### Materials provided
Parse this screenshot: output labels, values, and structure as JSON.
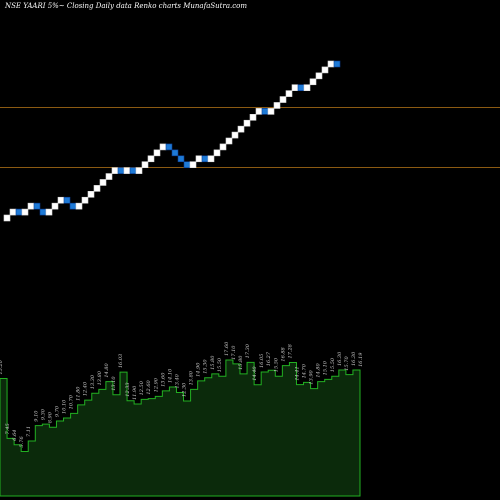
{
  "chart_data": {
    "type": "renko",
    "title": "NSE YAARI 5%~  Closing Daily data  Renko  charts MunafaSutra.com",
    "series": [
      {
        "values": [
          1,
          1,
          0,
          1,
          1,
          0,
          0,
          1,
          1,
          1,
          0,
          0,
          1,
          1,
          1,
          1,
          1,
          1,
          1,
          0,
          1,
          0,
          1,
          1,
          1,
          1,
          1,
          0,
          0,
          0,
          0,
          1,
          1,
          0,
          1,
          1,
          1,
          1,
          1,
          1,
          1,
          1,
          1,
          0,
          1,
          1,
          1,
          1,
          1,
          0,
          1,
          1,
          1,
          1,
          1,
          0
        ]
      }
    ],
    "volume": {
      "values": [
        15.2,
        7.45,
        6.64,
        5.76,
        7.11,
        9.1,
        9.3,
        8.9,
        9.7,
        10.1,
        10.7,
        11.8,
        12.4,
        13.3,
        13.8,
        14.8,
        13.1,
        16.03,
        12.33,
        11.9,
        12.5,
        12.6,
        12.9,
        13.6,
        14.1,
        13.4,
        12.3,
        13.8,
        14.9,
        15.3,
        15.8,
        15.5,
        17.6,
        17.1,
        15.8,
        17.3,
        14.4,
        16.05,
        16.27,
        15.5,
        16.88,
        17.28,
        14.41,
        14.7,
        13.9,
        14.8,
        15.1,
        15.5,
        16.3,
        15.7,
        16.3,
        16.19
      ],
      "labels": [
        "15.20",
        "7.45",
        "6.64",
        "5.76",
        "7.11",
        "9.10",
        "9.30",
        "8.90",
        "9.70",
        "10.10",
        "10.70",
        "11.80",
        "12.40",
        "13.30",
        "13.80",
        "14.80",
        "13.10",
        "16.03",
        "12.33",
        "11.90",
        "12.50",
        "12.60",
        "12.90",
        "13.60",
        "14.10",
        "13.40",
        "12.30",
        "13.80",
        "14.90",
        "15.30",
        "15.80",
        "15.50",
        "17.60",
        "17.10",
        "15.80",
        "17.30",
        "14.40",
        "16.05",
        "16.27",
        "15.50",
        "16.88",
        "17.28",
        "14.41",
        "14.70",
        "13.90",
        "14.80",
        "15.10",
        "15.50",
        "16.30",
        "15.70",
        "16.30",
        "16.19"
      ]
    }
  },
  "colors": {
    "up_brick": "#ffffff",
    "down_brick": "#1e7ad6",
    "down_brick_border": "#0b3d91",
    "reference_line": "#8b5a12",
    "volume_fill": "#0b2a0b",
    "volume_line": "#22b022",
    "volume_label": "#cccccc",
    "background": "#000000",
    "title_text": "#ffffff"
  }
}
######
Exercise instructions: Quote the records in their entirety, keeping the wording exact and excluding pictures.

Exercise output:
Parse this screenshot: output labels, values, and structure as JSON.
{
  "chart_data": {
    "type": "renko",
    "title": "NSE YAARI 5%~  Closing Daily data  Renko  charts MunafaSutra.com",
    "series": [
      {
        "values": [
          1,
          1,
          0,
          1,
          1,
          0,
          0,
          1,
          1,
          1,
          0,
          0,
          1,
          1,
          1,
          1,
          1,
          1,
          1,
          0,
          1,
          0,
          1,
          1,
          1,
          1,
          1,
          0,
          0,
          0,
          0,
          1,
          1,
          0,
          1,
          1,
          1,
          1,
          1,
          1,
          1,
          1,
          1,
          0,
          1,
          1,
          1,
          1,
          1,
          0,
          1,
          1,
          1,
          1,
          1,
          0
        ]
      }
    ],
    "volume": {
      "values": [
        15.2,
        7.45,
        6.64,
        5.76,
        7.11,
        9.1,
        9.3,
        8.9,
        9.7,
        10.1,
        10.7,
        11.8,
        12.4,
        13.3,
        13.8,
        14.8,
        13.1,
        16.03,
        12.33,
        11.9,
        12.5,
        12.6,
        12.9,
        13.6,
        14.1,
        13.4,
        12.3,
        13.8,
        14.9,
        15.3,
        15.8,
        15.5,
        17.6,
        17.1,
        15.8,
        17.3,
        14.4,
        16.05,
        16.27,
        15.5,
        16.88,
        17.28,
        14.41,
        14.7,
        13.9,
        14.8,
        15.1,
        15.5,
        16.3,
        15.7,
        16.3,
        16.19
      ],
      "labels": [
        "15.20",
        "7.45",
        "6.64",
        "5.76",
        "7.11",
        "9.10",
        "9.30",
        "8.90",
        "9.70",
        "10.10",
        "10.70",
        "11.80",
        "12.40",
        "13.30",
        "13.80",
        "14.80",
        "13.10",
        "16.03",
        "12.33",
        "11.90",
        "12.50",
        "12.60",
        "12.90",
        "13.60",
        "14.10",
        "13.40",
        "12.30",
        "13.80",
        "14.90",
        "15.30",
        "15.80",
        "15.50",
        "17.60",
        "17.10",
        "15.80",
        "17.30",
        "14.40",
        "16.05",
        "16.27",
        "15.50",
        "16.88",
        "17.28",
        "14.41",
        "14.70",
        "13.90",
        "14.80",
        "15.10",
        "15.50",
        "16.30",
        "15.70",
        "16.30",
        "16.19"
      ]
    }
  },
  "colors": {
    "up_brick": "#ffffff",
    "down_brick": "#1e7ad6",
    "down_brick_border": "#0b3d91",
    "reference_line": "#8b5a12",
    "volume_fill": "#0b2a0b",
    "volume_line": "#22b022",
    "volume_label": "#cccccc",
    "background": "#000000",
    "title_text": "#ffffff"
  }
}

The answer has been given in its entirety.